A run of records:
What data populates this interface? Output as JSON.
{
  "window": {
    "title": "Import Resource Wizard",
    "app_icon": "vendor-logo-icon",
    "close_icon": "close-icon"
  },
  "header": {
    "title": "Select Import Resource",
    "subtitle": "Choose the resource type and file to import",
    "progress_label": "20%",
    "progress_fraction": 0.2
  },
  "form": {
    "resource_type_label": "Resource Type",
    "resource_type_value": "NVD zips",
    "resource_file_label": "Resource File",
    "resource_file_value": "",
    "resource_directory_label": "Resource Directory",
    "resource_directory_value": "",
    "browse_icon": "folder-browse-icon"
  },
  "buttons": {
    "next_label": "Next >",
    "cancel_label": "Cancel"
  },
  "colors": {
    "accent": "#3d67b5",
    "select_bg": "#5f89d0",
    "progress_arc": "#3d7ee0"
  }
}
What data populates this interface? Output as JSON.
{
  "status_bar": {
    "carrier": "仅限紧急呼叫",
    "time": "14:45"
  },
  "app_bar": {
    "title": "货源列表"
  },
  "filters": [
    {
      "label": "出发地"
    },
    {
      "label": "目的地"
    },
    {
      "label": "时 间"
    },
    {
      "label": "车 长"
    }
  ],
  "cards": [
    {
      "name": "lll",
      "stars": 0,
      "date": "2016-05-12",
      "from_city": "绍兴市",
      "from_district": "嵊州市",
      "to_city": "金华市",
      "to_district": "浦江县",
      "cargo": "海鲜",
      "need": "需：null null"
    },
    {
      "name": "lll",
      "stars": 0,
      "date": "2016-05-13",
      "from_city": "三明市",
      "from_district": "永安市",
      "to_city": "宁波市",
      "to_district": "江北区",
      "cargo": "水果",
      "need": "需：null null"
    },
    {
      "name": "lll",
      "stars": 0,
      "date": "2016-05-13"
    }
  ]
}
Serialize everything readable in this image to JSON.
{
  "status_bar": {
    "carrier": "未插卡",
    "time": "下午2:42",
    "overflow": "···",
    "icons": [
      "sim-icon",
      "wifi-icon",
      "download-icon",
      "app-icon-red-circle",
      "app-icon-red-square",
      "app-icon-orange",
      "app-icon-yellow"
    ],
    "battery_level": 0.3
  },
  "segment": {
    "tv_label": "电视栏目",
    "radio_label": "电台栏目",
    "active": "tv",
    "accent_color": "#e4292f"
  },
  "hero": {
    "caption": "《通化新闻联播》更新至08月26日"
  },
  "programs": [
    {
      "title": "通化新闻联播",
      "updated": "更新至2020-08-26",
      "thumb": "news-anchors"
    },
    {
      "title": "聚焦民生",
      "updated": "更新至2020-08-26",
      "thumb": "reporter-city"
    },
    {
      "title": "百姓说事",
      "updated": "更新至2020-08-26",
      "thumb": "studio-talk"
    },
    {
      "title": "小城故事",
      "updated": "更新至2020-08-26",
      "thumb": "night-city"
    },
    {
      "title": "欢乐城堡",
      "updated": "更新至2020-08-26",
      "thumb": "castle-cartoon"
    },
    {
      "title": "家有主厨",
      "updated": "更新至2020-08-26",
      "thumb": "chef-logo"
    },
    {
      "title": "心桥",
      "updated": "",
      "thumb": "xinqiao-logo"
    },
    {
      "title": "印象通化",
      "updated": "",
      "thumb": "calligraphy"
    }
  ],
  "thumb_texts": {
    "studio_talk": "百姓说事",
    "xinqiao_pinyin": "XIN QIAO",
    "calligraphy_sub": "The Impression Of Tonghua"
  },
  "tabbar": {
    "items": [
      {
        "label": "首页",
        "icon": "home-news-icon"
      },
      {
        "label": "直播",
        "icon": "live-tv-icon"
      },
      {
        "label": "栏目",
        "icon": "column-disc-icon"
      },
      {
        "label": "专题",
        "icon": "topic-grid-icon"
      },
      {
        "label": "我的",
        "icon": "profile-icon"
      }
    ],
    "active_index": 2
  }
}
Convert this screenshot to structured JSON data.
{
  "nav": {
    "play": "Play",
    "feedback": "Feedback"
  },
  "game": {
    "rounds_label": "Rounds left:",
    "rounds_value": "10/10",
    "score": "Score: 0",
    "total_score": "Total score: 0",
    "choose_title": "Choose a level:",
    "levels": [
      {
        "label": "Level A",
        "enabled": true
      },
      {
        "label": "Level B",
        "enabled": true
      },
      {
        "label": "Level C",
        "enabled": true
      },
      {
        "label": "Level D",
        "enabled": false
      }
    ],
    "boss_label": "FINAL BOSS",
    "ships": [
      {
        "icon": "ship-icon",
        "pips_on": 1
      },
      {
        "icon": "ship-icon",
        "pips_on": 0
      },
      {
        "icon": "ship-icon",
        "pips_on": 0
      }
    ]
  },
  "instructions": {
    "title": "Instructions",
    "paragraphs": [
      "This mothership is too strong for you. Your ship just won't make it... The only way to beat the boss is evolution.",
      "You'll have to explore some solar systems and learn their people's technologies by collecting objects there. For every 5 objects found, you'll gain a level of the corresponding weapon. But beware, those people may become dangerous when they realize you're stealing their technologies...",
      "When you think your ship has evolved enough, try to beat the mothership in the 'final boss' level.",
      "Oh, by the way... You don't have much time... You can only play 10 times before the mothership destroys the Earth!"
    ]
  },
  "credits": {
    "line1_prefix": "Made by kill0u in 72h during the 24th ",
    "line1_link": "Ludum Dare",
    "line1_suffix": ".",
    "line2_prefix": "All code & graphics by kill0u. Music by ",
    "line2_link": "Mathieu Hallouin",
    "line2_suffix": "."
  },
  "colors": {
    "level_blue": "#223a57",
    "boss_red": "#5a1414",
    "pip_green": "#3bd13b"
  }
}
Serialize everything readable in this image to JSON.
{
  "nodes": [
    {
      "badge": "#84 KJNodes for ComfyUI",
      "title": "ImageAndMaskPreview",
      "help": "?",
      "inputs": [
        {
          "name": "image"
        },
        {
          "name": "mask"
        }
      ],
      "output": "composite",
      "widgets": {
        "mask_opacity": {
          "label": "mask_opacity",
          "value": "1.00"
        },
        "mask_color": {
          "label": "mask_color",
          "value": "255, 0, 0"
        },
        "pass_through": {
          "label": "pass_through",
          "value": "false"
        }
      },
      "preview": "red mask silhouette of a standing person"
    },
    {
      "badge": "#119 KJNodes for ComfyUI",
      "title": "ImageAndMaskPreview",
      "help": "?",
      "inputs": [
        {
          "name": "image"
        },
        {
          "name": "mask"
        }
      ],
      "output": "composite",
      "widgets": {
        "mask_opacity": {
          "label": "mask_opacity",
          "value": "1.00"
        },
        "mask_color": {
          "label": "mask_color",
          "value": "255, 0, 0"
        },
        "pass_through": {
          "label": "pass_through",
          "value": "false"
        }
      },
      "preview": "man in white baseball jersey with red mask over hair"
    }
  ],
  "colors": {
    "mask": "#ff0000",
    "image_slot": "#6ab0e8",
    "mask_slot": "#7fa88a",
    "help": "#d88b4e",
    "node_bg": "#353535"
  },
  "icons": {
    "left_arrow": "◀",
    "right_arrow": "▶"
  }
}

→ **EXERCISE**: Transcribe the material above word for word.

→ **EXERCISE OUTPUT**:
What data populates this interface? Output as JSON.
{
  "window": {
    "title": "Import Resource Wizard",
    "app_icon": "vendor-logo-icon",
    "close_icon": "close-icon"
  },
  "header": {
    "title": "Select Import Resource",
    "subtitle": "Choose the resource type and file to import",
    "progress_label": "20%",
    "progress_fraction": 0.2
  },
  "form": {
    "resource_type_label": "Resource Type",
    "resource_type_value": "NVD zips",
    "resource_file_label": "Resource File",
    "resource_file_value": "",
    "resource_directory_label": "Resource Directory",
    "resource_directory_value": "",
    "browse_icon": "folder-browse-icon"
  },
  "buttons": {
    "next_label": "Next >",
    "cancel_label": "Cancel"
  },
  "colors": {
    "accent": "#3d67b5",
    "select_bg": "#5f89d0",
    "progress_arc": "#3d7ee0"
  }
}
What data populates this interface? Output as JSON.
{
  "status_bar": {
    "carrier": "仅限紧急呼叫",
    "time": "14:45"
  },
  "app_bar": {
    "title": "货源列表"
  },
  "filters": [
    {
      "label": "出发地"
    },
    {
      "label": "目的地"
    },
    {
      "label": "时 间"
    },
    {
      "label": "车 长"
    }
  ],
  "cards": [
    {
      "name": "lll",
      "stars": 0,
      "date": "2016-05-12",
      "from_city": "绍兴市",
      "from_district": "嵊州市",
      "to_city": "金华市",
      "to_district": "浦江县",
      "cargo": "海鲜",
      "need": "需：null null"
    },
    {
      "name": "lll",
      "stars": 0,
      "date": "2016-05-13",
      "from_city": "三明市",
      "from_district": "永安市",
      "to_city": "宁波市",
      "to_district": "江北区",
      "cargo": "水果",
      "need": "需：null null"
    },
    {
      "name": "lll",
      "stars": 0,
      "date": "2016-05-13"
    }
  ]
}
Serialize everything readable in this image to JSON.
{
  "status_bar": {
    "carrier": "未插卡",
    "time": "下午2:42",
    "overflow": "···",
    "icons": [
      "sim-icon",
      "wifi-icon",
      "download-icon",
      "app-icon-red-circle",
      "app-icon-red-square",
      "app-icon-orange",
      "app-icon-yellow"
    ],
    "battery_level": 0.3
  },
  "segment": {
    "tv_label": "电视栏目",
    "radio_label": "电台栏目",
    "active": "tv",
    "accent_color": "#e4292f"
  },
  "hero": {
    "caption": "《通化新闻联播》更新至08月26日"
  },
  "programs": [
    {
      "title": "通化新闻联播",
      "updated": "更新至2020-08-26",
      "thumb": "news-anchors"
    },
    {
      "title": "聚焦民生",
      "updated": "更新至2020-08-26",
      "thumb": "reporter-city"
    },
    {
      "title": "百姓说事",
      "updated": "更新至2020-08-26",
      "thumb": "studio-talk"
    },
    {
      "title": "小城故事",
      "updated": "更新至2020-08-26",
      "thumb": "night-city"
    },
    {
      "title": "欢乐城堡",
      "updated": "更新至2020-08-26",
      "thumb": "castle-cartoon"
    },
    {
      "title": "家有主厨",
      "updated": "更新至2020-08-26",
      "thumb": "chef-logo"
    },
    {
      "title": "心桥",
      "updated": "",
      "thumb": "xinqiao-logo"
    },
    {
      "title": "印象通化",
      "updated": "",
      "thumb": "calligraphy"
    }
  ],
  "thumb_texts": {
    "studio_talk": "百姓说事",
    "xinqiao_pinyin": "XIN QIAO",
    "calligraphy_sub": "The Impression Of Tonghua"
  },
  "tabbar": {
    "items": [
      {
        "label": "首页",
        "icon": "home-news-icon"
      },
      {
        "label": "直播",
        "icon": "live-tv-icon"
      },
      {
        "label": "栏目",
        "icon": "column-disc-icon"
      },
      {
        "label": "专题",
        "icon": "topic-grid-icon"
      },
      {
        "label": "我的",
        "icon": "profile-icon"
      }
    ],
    "active_index": 2
  }
}
Convert this screenshot to structured JSON data.
{
  "nav": {
    "play": "Play",
    "feedback": "Feedback"
  },
  "game": {
    "rounds_label": "Rounds left:",
    "rounds_value": "10/10",
    "score": "Score: 0",
    "total_score": "Total score: 0",
    "choose_title": "Choose a level:",
    "levels": [
      {
        "label": "Level A",
        "enabled": true
      },
      {
        "label": "Level B",
        "enabled": true
      },
      {
        "label": "Level C",
        "enabled": true
      },
      {
        "label": "Level D",
        "enabled": false
      }
    ],
    "boss_label": "FINAL BOSS",
    "ships": [
      {
        "icon": "ship-icon",
        "pips_on": 1
      },
      {
        "icon": "ship-icon",
        "pips_on": 0
      },
      {
        "icon": "ship-icon",
        "pips_on": 0
      }
    ]
  },
  "instructions": {
    "title": "Instructions",
    "paragraphs": [
      "This mothership is too strong for you. Your ship just won't make it... The only way to beat the boss is evolution.",
      "You'll have to explore some solar systems and learn their people's technologies by collecting objects there. For every 5 objects found, you'll gain a level of the corresponding weapon. But beware, those people may become dangerous when they realize you're stealing their technologies...",
      "When you think your ship has evolved enough, try to beat the mothership in the 'final boss' level.",
      "Oh, by the way... You don't have much time... You can only play 10 times before the mothership destroys the Earth!"
    ]
  },
  "credits": {
    "line1_prefix": "Made by kill0u in 72h during the 24th ",
    "line1_link": "Ludum Dare",
    "line1_suffix": ".",
    "line2_prefix": "All code & graphics by kill0u. Music by ",
    "line2_link": "Mathieu Hallouin",
    "line2_suffix": "."
  },
  "colors": {
    "level_blue": "#223a57",
    "boss_red": "#5a1414",
    "pip_green": "#3bd13b"
  }
}
Serialize everything readable in this image to JSON.
{
  "nodes": [
    {
      "badge": "#84 KJNodes for ComfyUI",
      "title": "ImageAndMaskPreview",
      "help": "?",
      "inputs": [
        {
          "name": "image"
        },
        {
          "name": "mask"
        }
      ],
      "output": "composite",
      "widgets": {
        "mask_opacity": {
          "label": "mask_opacity",
          "value": "1.00"
        },
        "mask_color": {
          "label": "mask_color",
          "value": "255, 0, 0"
        },
        "pass_through": {
          "label": "pass_through",
          "value": "false"
        }
      },
      "preview": "red mask silhouette of a standing person"
    },
    {
      "badge": "#119 KJNodes for ComfyUI",
      "title": "ImageAndMaskPreview",
      "help": "?",
      "inputs": [
        {
          "name": "image"
        },
        {
          "name": "mask"
        }
      ],
      "output": "composite",
      "widgets": {
        "mask_opacity": {
          "label": "mask_opacity",
          "value": "1.00"
        },
        "mask_color": {
          "label": "mask_color",
          "value": "255, 0, 0"
        },
        "pass_through": {
          "label": "pass_through",
          "value": "false"
        }
      },
      "preview": "man in white baseball jersey with red mask over hair"
    }
  ],
  "colors": {
    "mask": "#ff0000",
    "image_slot": "#6ab0e8",
    "mask_slot": "#7fa88a",
    "help": "#d88b4e",
    "node_bg": "#353535"
  },
  "icons": {
    "left_arrow": "◀",
    "right_arrow": "▶"
  }
}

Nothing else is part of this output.